» **WORK TO DO**
Establish how many lines in the material include the string "продукции" and report it as a lone number.

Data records
## begin

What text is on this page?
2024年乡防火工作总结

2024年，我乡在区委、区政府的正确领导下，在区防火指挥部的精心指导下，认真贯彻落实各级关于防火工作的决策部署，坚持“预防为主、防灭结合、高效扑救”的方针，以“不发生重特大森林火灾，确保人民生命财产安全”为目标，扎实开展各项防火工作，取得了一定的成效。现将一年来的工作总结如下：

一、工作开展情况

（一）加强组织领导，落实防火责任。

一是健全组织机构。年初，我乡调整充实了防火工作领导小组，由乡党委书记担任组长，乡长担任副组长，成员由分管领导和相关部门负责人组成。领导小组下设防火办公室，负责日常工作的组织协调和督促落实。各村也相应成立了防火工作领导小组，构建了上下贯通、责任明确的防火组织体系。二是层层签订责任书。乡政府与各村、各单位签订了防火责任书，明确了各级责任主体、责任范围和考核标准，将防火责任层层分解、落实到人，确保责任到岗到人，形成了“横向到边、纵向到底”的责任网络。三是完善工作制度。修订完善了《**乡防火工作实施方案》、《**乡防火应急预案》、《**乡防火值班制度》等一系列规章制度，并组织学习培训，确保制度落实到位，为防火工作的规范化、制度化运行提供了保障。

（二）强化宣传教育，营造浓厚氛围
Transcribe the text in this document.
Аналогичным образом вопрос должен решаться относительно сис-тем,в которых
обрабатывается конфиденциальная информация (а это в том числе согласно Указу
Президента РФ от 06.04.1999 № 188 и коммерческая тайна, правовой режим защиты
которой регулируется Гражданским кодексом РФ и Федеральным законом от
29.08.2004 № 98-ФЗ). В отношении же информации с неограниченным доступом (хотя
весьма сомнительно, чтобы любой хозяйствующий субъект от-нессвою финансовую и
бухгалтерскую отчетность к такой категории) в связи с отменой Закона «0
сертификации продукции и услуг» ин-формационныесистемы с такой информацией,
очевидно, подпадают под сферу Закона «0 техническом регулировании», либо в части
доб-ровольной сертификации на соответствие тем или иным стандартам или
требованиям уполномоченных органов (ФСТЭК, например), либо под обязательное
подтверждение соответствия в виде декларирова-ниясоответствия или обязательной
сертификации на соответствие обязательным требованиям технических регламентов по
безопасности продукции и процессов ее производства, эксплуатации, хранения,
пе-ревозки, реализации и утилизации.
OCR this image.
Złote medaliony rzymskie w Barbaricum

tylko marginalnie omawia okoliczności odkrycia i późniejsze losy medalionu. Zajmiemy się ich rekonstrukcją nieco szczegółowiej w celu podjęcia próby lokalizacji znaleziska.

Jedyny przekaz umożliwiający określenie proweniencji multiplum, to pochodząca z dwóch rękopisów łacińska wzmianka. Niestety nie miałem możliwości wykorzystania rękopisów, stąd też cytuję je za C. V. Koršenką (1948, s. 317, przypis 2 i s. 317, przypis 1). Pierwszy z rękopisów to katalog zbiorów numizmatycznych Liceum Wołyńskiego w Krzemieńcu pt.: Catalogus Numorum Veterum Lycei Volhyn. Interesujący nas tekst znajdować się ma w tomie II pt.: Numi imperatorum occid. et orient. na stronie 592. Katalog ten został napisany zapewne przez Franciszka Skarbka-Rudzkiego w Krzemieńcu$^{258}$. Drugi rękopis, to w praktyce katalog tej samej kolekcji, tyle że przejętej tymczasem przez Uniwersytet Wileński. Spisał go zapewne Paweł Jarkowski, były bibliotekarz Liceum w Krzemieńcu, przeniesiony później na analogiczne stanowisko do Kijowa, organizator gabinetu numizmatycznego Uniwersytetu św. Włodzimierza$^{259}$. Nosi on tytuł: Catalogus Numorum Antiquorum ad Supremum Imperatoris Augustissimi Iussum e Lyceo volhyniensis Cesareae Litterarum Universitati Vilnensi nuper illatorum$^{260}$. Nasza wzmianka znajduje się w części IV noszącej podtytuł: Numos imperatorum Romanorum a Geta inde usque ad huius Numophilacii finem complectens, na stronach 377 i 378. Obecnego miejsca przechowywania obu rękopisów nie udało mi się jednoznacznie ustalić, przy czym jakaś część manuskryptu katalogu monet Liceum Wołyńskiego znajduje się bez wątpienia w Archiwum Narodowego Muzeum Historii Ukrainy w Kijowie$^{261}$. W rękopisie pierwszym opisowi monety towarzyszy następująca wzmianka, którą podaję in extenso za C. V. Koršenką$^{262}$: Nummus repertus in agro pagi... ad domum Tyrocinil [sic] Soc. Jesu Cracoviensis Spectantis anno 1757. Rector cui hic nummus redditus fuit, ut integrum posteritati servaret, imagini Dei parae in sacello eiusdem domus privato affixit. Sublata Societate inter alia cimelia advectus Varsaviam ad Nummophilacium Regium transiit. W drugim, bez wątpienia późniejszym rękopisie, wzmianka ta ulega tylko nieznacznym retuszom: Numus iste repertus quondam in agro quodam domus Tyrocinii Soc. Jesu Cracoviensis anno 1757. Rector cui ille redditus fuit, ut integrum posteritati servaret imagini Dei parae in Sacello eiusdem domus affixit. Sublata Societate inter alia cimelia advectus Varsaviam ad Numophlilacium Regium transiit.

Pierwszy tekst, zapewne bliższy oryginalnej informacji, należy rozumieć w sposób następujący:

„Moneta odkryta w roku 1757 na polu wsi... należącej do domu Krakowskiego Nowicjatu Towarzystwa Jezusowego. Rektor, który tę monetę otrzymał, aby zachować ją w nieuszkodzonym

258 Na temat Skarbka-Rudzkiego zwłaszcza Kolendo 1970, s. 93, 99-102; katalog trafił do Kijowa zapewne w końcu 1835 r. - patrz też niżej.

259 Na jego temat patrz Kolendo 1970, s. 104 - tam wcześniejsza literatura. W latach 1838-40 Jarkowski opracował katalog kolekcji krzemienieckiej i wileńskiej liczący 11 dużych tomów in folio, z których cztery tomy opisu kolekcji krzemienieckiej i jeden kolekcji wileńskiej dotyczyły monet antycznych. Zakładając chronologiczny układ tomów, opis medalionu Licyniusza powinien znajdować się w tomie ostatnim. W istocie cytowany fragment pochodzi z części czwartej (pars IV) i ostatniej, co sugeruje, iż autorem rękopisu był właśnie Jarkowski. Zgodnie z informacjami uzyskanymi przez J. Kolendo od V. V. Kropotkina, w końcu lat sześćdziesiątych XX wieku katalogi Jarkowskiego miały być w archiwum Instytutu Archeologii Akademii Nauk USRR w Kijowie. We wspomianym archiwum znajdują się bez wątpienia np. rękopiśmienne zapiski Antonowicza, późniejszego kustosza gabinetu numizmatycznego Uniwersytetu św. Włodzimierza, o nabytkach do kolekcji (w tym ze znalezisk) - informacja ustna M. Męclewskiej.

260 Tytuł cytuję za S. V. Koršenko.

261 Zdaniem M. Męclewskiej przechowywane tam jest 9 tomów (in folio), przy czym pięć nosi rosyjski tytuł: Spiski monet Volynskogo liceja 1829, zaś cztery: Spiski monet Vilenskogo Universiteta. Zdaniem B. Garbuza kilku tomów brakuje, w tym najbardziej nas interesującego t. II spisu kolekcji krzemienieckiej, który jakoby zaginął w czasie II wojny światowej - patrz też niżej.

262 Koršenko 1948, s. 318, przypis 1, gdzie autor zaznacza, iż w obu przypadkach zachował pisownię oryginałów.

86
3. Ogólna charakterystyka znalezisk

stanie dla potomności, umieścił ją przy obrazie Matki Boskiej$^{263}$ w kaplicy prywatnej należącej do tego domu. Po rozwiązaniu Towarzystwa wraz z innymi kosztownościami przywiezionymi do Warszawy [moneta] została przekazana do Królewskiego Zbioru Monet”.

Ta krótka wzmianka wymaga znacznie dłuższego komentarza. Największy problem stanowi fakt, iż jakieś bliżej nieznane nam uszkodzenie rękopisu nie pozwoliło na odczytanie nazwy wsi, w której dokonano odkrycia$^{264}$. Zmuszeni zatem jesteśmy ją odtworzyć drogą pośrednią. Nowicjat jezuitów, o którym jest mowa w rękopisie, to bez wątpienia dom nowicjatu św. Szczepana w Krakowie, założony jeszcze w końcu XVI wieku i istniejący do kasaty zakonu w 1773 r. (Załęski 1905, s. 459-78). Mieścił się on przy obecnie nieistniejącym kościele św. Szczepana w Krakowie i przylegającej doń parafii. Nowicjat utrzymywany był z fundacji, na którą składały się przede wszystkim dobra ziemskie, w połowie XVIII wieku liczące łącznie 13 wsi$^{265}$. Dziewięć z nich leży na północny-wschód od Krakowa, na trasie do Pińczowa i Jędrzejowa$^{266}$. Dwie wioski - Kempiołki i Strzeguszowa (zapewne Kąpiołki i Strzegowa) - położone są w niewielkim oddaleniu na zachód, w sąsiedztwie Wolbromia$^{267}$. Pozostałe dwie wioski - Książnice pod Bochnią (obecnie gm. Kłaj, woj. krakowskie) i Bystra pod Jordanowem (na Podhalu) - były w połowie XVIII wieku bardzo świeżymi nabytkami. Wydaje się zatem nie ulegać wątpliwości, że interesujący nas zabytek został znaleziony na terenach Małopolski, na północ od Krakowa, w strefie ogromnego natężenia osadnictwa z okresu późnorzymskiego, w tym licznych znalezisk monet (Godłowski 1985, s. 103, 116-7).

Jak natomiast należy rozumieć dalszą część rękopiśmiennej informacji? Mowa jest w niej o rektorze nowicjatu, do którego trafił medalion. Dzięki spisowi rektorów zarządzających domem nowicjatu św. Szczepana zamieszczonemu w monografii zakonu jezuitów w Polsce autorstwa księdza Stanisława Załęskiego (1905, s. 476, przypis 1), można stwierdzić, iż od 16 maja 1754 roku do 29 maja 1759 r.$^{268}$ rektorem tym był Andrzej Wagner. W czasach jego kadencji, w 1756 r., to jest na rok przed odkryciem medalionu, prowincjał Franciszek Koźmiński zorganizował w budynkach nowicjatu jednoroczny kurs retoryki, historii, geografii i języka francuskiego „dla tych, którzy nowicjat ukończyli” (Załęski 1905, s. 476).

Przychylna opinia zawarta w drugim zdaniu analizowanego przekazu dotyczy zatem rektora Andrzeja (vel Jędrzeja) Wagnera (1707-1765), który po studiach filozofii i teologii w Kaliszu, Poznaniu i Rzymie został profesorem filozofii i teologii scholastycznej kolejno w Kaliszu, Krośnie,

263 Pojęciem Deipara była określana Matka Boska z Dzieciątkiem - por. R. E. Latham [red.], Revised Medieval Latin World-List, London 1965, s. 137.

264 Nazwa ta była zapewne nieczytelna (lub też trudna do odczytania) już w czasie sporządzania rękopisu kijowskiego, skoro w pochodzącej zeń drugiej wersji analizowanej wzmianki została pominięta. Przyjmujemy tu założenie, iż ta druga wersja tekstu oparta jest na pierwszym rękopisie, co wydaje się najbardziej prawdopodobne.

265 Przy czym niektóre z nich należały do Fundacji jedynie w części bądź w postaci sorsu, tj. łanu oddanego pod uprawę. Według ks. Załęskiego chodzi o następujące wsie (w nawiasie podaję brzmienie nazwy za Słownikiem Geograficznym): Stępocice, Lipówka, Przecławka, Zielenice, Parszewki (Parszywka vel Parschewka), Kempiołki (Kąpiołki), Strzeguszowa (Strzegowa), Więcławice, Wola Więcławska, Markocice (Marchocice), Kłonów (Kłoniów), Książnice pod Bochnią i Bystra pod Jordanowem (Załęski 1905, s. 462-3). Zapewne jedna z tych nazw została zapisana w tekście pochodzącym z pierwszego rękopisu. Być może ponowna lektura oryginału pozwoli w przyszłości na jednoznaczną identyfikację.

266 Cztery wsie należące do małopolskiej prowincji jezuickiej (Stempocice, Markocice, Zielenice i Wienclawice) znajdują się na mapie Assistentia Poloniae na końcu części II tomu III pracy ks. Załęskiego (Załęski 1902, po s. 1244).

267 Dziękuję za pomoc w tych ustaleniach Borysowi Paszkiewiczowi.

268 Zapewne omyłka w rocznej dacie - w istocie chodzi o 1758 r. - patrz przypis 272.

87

## end

» **TASK OUTPUT**
2